- _THE TASK_: Could you give the number of lines in the entries below that contain the word "icon"? Only the number is wanted.

- _TASK INPUTS_:
.....
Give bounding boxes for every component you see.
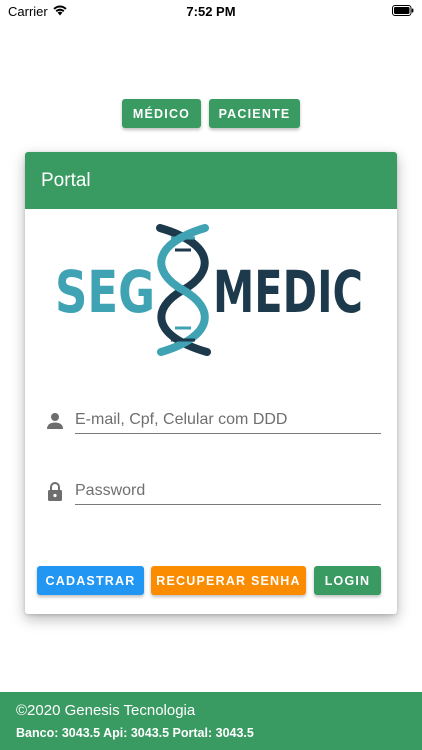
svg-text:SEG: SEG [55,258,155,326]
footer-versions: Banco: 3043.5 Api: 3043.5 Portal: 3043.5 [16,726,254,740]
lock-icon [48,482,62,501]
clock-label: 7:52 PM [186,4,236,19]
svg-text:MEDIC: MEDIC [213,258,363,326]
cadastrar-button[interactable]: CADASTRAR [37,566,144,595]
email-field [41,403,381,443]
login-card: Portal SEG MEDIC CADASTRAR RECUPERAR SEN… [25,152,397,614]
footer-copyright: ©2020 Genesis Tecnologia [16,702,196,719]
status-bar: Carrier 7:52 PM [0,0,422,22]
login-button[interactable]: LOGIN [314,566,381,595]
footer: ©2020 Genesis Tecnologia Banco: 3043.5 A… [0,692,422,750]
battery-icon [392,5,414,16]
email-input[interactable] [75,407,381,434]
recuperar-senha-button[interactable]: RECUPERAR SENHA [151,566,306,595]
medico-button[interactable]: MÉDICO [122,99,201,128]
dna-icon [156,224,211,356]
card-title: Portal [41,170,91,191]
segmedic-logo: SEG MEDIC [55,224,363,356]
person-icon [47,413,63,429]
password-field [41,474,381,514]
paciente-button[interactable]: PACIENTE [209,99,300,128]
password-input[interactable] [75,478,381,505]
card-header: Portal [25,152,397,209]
.....
- _RESPONSE TO THIS TASK_: 4